# The records
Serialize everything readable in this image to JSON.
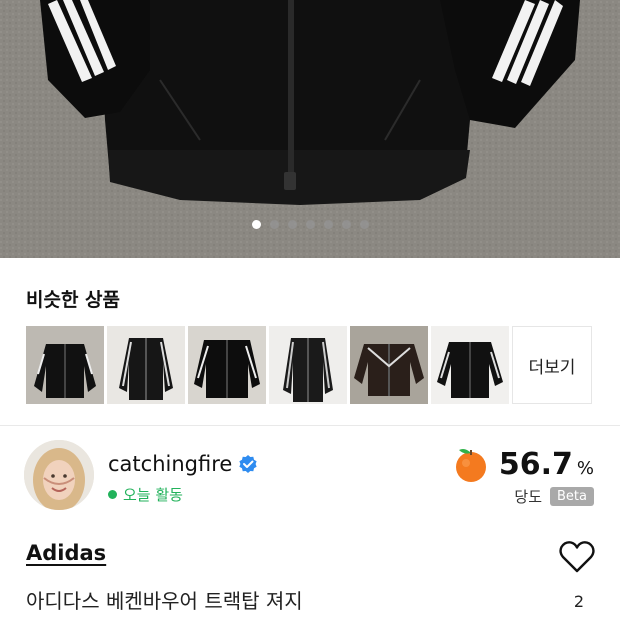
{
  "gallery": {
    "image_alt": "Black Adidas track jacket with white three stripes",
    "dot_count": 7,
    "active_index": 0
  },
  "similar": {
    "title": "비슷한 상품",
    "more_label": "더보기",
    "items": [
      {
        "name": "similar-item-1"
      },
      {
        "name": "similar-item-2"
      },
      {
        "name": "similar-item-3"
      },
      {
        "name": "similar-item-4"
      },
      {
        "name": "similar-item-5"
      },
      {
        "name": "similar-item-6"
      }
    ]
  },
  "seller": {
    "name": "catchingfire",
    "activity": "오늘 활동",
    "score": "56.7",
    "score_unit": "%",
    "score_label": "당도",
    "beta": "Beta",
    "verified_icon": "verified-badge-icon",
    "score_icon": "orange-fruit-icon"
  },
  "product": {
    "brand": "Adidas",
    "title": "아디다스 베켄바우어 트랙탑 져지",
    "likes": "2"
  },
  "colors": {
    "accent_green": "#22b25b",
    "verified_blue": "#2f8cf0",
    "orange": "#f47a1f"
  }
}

* * *

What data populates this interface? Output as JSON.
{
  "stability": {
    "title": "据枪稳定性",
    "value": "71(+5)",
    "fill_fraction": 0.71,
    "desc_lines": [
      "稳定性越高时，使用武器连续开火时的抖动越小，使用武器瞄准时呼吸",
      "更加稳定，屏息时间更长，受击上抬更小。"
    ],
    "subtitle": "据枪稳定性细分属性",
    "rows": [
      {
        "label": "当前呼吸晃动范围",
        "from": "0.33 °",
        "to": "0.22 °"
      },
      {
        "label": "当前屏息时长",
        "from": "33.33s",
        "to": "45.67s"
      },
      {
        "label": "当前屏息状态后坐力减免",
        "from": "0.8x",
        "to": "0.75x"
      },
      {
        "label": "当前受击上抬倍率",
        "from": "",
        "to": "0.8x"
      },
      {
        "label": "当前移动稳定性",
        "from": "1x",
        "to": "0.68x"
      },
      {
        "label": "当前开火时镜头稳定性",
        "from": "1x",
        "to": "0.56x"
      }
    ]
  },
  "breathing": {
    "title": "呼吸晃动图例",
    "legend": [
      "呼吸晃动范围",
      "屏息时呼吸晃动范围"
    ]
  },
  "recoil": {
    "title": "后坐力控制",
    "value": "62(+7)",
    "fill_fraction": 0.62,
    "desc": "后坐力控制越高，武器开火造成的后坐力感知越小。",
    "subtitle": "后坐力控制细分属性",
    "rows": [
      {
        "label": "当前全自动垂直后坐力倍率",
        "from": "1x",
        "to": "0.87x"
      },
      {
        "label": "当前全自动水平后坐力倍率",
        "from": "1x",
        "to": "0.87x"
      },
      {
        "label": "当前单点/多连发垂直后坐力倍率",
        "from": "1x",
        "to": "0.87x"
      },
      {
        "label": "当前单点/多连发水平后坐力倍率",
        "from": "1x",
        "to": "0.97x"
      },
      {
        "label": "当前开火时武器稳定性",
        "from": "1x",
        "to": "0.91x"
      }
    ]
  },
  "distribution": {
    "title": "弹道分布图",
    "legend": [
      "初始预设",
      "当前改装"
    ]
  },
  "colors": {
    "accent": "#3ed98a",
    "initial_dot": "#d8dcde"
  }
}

# Required task
Pick out the lines that have the word "当前单点". Copy them all.

# Exercise response
        "label": "当前单点/多连发垂直后坐力倍率",
        "label": "当前单点/多连发水平后坐力倍率",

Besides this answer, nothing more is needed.